### [WHAT THE TASK ASKS]
Restate the records that follow word for word; no pictures should appear.
* begin RECORDS SHOWN *
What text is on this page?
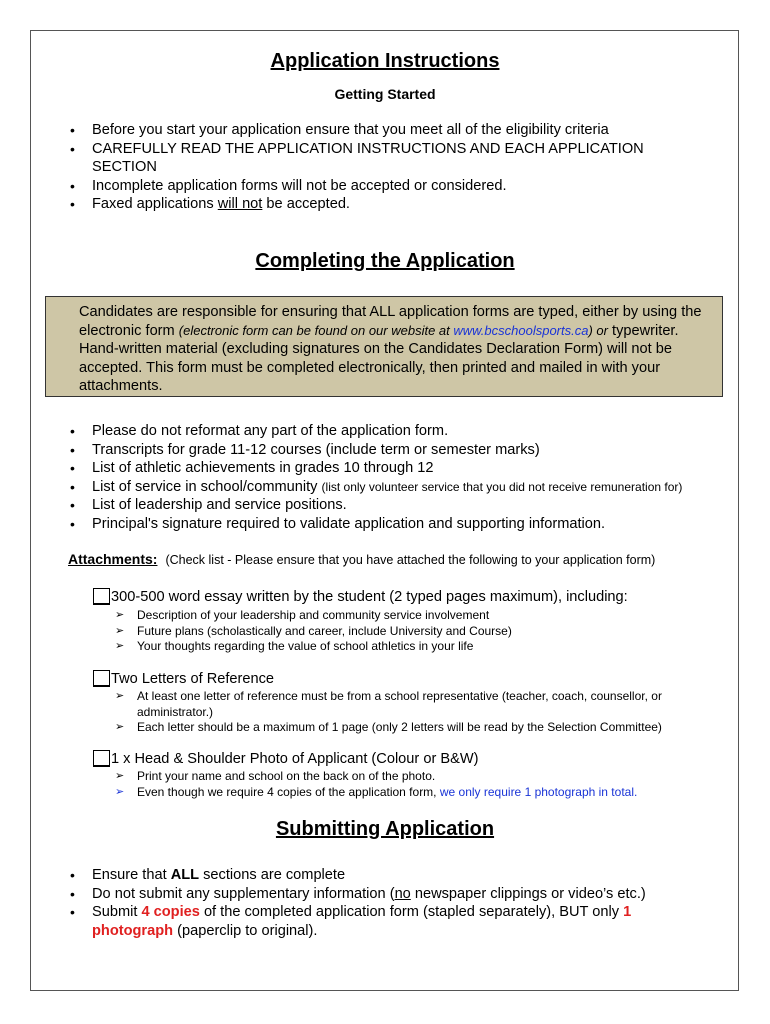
Application Instructions
Getting Started
• Before you start your application ensure that you meet all of the eligibility criteria
• CAREFULLY READ THE APPLICATION INSTRUCTIONS AND EACH APPLICATION SECTION
• Incomplete application forms will not be accepted or considered.
• Faxed applications will not be accepted.
Completing the Application
Candidates are responsible for ensuring that ALL application forms are typed, either by using the electronic form (electronic form can be found on our website at www.bcschoolsports.ca) or typewriter. Hand-written material (excluding signatures on the Candidates Declaration Form) will not be accepted. This form must be completed electronically, then printed and mailed in with your attachments.
• Please do not reformat any part of the application form.
• Transcripts for grade 11-12 courses (include term or semester marks)
• List of athletic achievements in grades 10 through 12
• List of service in school/community (list only volunteer service that you did not receive remuneration for)
• List of leadership and service positions.
• Principal's signature required to validate application and supporting information.
Attachments: (Check list - Please ensure that you have attached the following to your application form)
300-500 word essay written by the student (2 typed pages maximum), including:
➢ Description of your leadership and community service involvement
➢ Future plans (scholastically and career, include University and Course)
➢ Your thoughts regarding the value of school athletics in your life
Two Letters of Reference
➢ At least one letter of reference must be from a school representative (teacher, coach, counsellor, or administrator.)
➢ Each letter should be a maximum of 1 page (only 2 letters will be read by the Selection Committee)
1 x Head & Shoulder Photo of Applicant (Colour or B&W)
➢ Print your name and school on the back on of the photo.
➢ Even though we require 4 copies of the application form, we only require 1 photograph in total.
Submitting Application
• Ensure that ALL sections are complete
• Do not submit any supplementary information (no newspaper clippings or video’s etc.)
• Submit 4 copies of the completed application form (stapled separately), BUT only 1 photograph (paperclip to original).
* end RECORDS SHOWN *
### [RESPONSE BELOW]
What text is on this page?
Application Instructions
Getting Started
• Before you start your application ensure that you meet all of the eligibility criteria
• CAREFULLY READ THE APPLICATION INSTRUCTIONS AND EACH APPLICATION SECTION
• Incomplete application forms will not be accepted or considered.
• Faxed applications will not be accepted.
Completing the Application
Candidates are responsible for ensuring that ALL application forms are typed, either by using the electronic form (electronic form can be found on our website at www.bcschoolsports.ca) or typewriter. Hand-written material (excluding signatures on the Candidates Declaration Form) will not be accepted. This form must be completed electronically, then printed and mailed in with your attachments.
• Please do not reformat any part of the application form.
• Transcripts for grade 11-12 courses (include term or semester marks)
• List of athletic achievements in grades 10 through 12
• List of service in school/community (list only volunteer service that you did not receive remuneration for)
• List of leadership and service positions.
• Principal's signature required to validate application and supporting information.
Attachments: (Check list - Please ensure that you have attached the following to your application form)
300-500 word essay written by the student (2 typed pages maximum), including:
➢ Description of your leadership and community service involvement
➢ Future plans (scholastically and career, include University and Course)
➢ Your thoughts regarding the value of school athletics in your life
Two Letters of Reference
➢ At least one letter of reference must be from a school representative (teacher, coach, counsellor, or administrator.)
➢ Each letter should be a maximum of 1 page (only 2 letters will be read by the Selection Committee)
1 x Head & Shoulder Photo of Applicant (Colour or B&W)
➢ Print your name and school on the back on of the photo.
➢ Even though we require 4 copies of the application form, we only require 1 photograph in total.
Submitting Application
• Ensure that ALL sections are complete
• Do not submit any supplementary information (no newspaper clippings or video’s etc.)
• Submit 4 copies of the completed application form (stapled separately), BUT only 1 photograph (paperclip to original).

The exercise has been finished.